▸ **Directive**
Look through the data below. Collect every line where the word "Versioning" occurs.

▸ **Supplied records**
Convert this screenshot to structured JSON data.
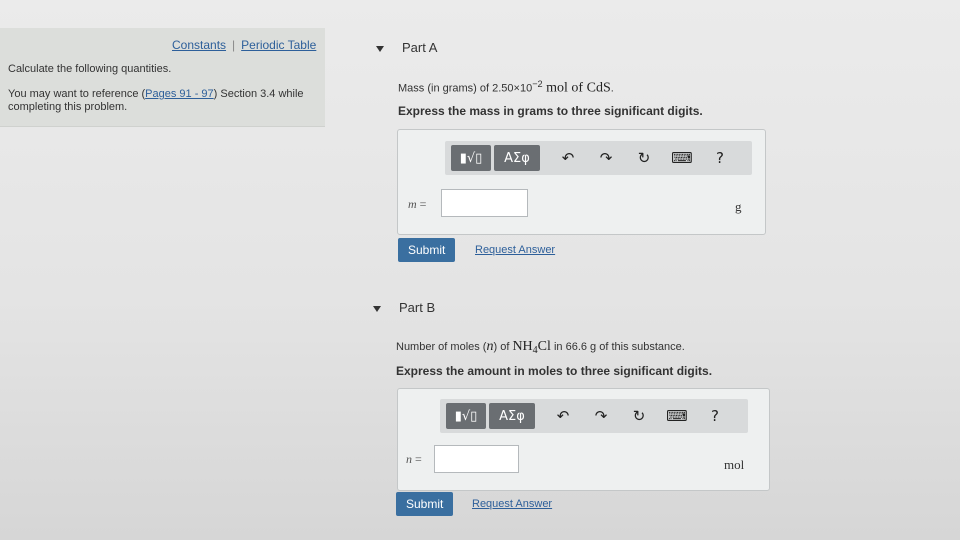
{
  "sidebar": {
    "links": {
      "constants": "Constants",
      "separator": "|",
      "periodic_table": "Periodic Table"
    },
    "instructions": "Calculate the following quantities.",
    "reference_prefix": "You may want to reference (",
    "reference_link": "Pages 91 - 97",
    "reference_suffix": ") Section 3.4 while completing this problem."
  },
  "part_a": {
    "title": "Part A",
    "question_prefix": "Mass (in grams) of 2.50×10",
    "question_exp": "−2",
    "question_mid": " mol of ",
    "question_formula": "CdS",
    "question_suffix": ".",
    "instruction": "Express the mass in grams to three significant digits.",
    "var": "m",
    "eq": "=",
    "value": "",
    "unit": "g",
    "submit": "Submit",
    "request": "Request Answer"
  },
  "part_b": {
    "title": "Part B",
    "question_prefix": "Number of moles (",
    "question_var": "n",
    "question_mid": ") of ",
    "question_formula_a": "NH",
    "question_formula_sub": "4",
    "question_formula_b": "Cl",
    "question_suffix": " in 66.6  g of this substance.",
    "instruction": "Express the amount in moles to three significant digits.",
    "var": "n",
    "eq": "=",
    "value": "",
    "unit": "mol",
    "submit": "Submit",
    "request": "Request Answer"
  },
  "toolbar": {
    "templates_label": "▮√▯",
    "symbols_label": "ΑΣφ",
    "undo_icon": "↶",
    "redo_icon": "↷",
    "reset_icon": "↻",
    "keyboard_icon": "⌨",
    "help_label": "?"
  }
}
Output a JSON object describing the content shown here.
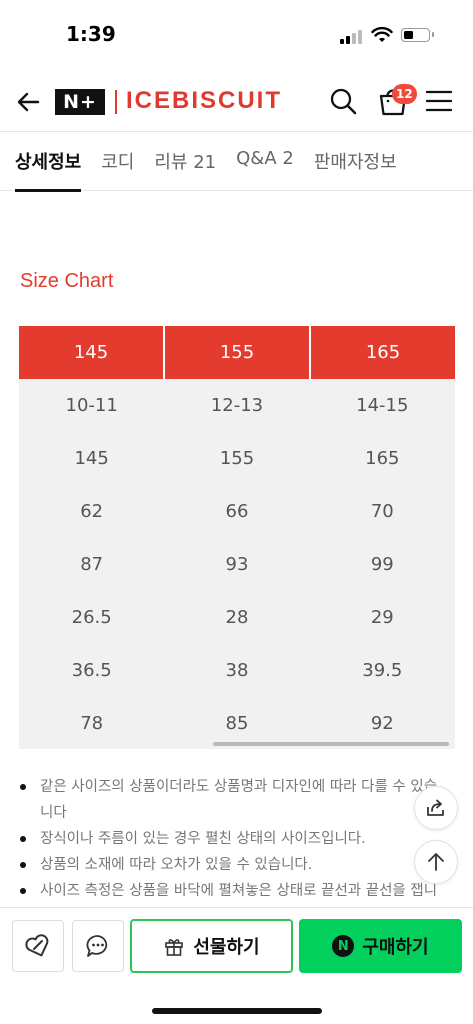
{
  "status_bar": {
    "time": "1:39"
  },
  "header": {
    "logo": "N+",
    "brand": "ICEBISCUIT",
    "cart_count": "12"
  },
  "tabs": [
    {
      "label": "상세정보",
      "active": true
    },
    {
      "label": "코디",
      "active": false
    },
    {
      "label": "리뷰 21",
      "active": false
    },
    {
      "label": "Q&A 2",
      "active": false
    },
    {
      "label": "판매자정보",
      "active": false
    }
  ],
  "size_chart": {
    "title": "Size Chart",
    "headers": [
      "145",
      "155",
      "165"
    ],
    "rows": [
      [
        "10-11",
        "12-13",
        "14-15"
      ],
      [
        "145",
        "155",
        "165"
      ],
      [
        "62",
        "66",
        "70"
      ],
      [
        "87",
        "93",
        "99"
      ],
      [
        "26.5",
        "28",
        "29"
      ],
      [
        "36.5",
        "38",
        "39.5"
      ],
      [
        "78",
        "85",
        "92"
      ]
    ]
  },
  "notes": [
    "같은 사이즈의 상품이더라도 상품명과 디자인에 따라 다를 수 있습니다",
    "장식이나 주름이 있는 경우 펼친 상태의 사이즈입니다.",
    "상품의 소재에 따라 오차가 있을 수 있습니다.",
    "사이즈 측정은 상품을 바닥에 펼쳐놓은 상태로 끝선과 끝선을 잽니"
  ],
  "bottom_bar": {
    "gift_label": "선물하기",
    "buy_label": "구매하기",
    "buy_badge": "N"
  },
  "colors": {
    "brand_red": "#e33b2e",
    "naver_green": "#03cf5d",
    "gift_border": "#2dc653"
  }
}
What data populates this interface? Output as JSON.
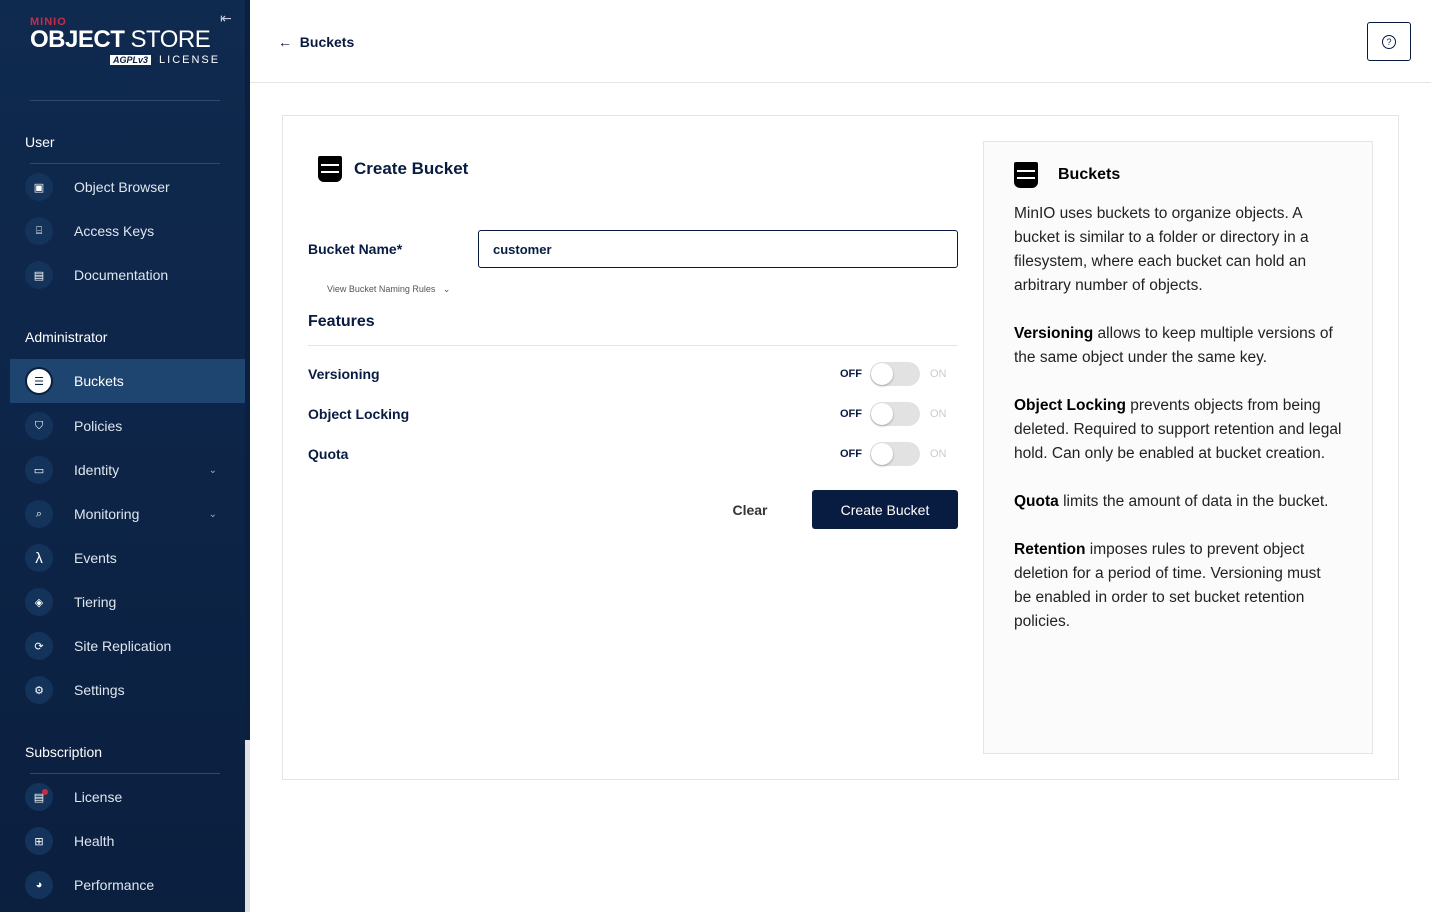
{
  "brand": {
    "minio": "MINIO",
    "object": "OBJECT",
    "store": "STORE",
    "agpl": "AGPLv3",
    "license": "LICENSE"
  },
  "sidebar": {
    "sections": [
      "User",
      "Administrator",
      "Subscription"
    ],
    "user_items": [
      {
        "label": "Object Browser",
        "icon": "object-browser-icon"
      },
      {
        "label": "Access Keys",
        "icon": "key-icon"
      },
      {
        "label": "Documentation",
        "icon": "document-icon"
      }
    ],
    "admin_items": [
      {
        "label": "Buckets",
        "icon": "bucket-icon",
        "active": true
      },
      {
        "label": "Policies",
        "icon": "shield-icon"
      },
      {
        "label": "Identity",
        "icon": "id-card-icon",
        "expandable": true
      },
      {
        "label": "Monitoring",
        "icon": "magnifier-icon",
        "expandable": true
      },
      {
        "label": "Events",
        "icon": "lambda-icon"
      },
      {
        "label": "Tiering",
        "icon": "layers-icon"
      },
      {
        "label": "Site Replication",
        "icon": "sync-icon"
      },
      {
        "label": "Settings",
        "icon": "gear-icon"
      }
    ],
    "sub_items": [
      {
        "label": "License",
        "icon": "license-icon"
      },
      {
        "label": "Health",
        "icon": "health-icon"
      },
      {
        "label": "Performance",
        "icon": "gauge-icon"
      }
    ]
  },
  "header": {
    "back_label": "Buckets",
    "help_icon": "help-icon"
  },
  "form": {
    "title": "Create Bucket",
    "bucket_name_label": "Bucket Name*",
    "bucket_name_value": "customer",
    "naming_rules": "View Bucket Naming Rules",
    "features_title": "Features",
    "features": [
      {
        "label": "Versioning",
        "off": "OFF",
        "on": "ON",
        "enabled": false
      },
      {
        "label": "Object Locking",
        "off": "OFF",
        "on": "ON",
        "enabled": false
      },
      {
        "label": "Quota",
        "off": "OFF",
        "on": "ON",
        "enabled": false
      }
    ],
    "clear_label": "Clear",
    "create_label": "Create Bucket"
  },
  "help_panel": {
    "title": "Buckets",
    "intro": "MinIO uses buckets to organize objects. A bucket is similar to a folder or directory in a filesystem, where each bucket can hold an arbitrary number of objects.",
    "items": [
      {
        "term": "Versioning",
        "text": " allows to keep multiple versions of the same object under the same key."
      },
      {
        "term": "Object Locking",
        "text": " prevents objects from being deleted. Required to support retention and legal hold. Can only be enabled at bucket creation."
      },
      {
        "term": "Quota",
        "text": " limits the amount of data in the bucket."
      },
      {
        "term": "Retention",
        "text": " imposes rules to prevent object deletion for a period of time. Versioning must be enabled in order to set bucket retention policies."
      }
    ]
  },
  "colors": {
    "sidebar": "#0f2a4f",
    "active": "#1e4470",
    "primary": "#081c42",
    "brand_red": "#c72c48"
  }
}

▸ **Output for this exercise**
        "label": "Versioning",
        "term": "Versioning",
        "text": " imposes rules to prevent object deletion for a period of time. Versioning must be enabled in order to set bucket retention policies."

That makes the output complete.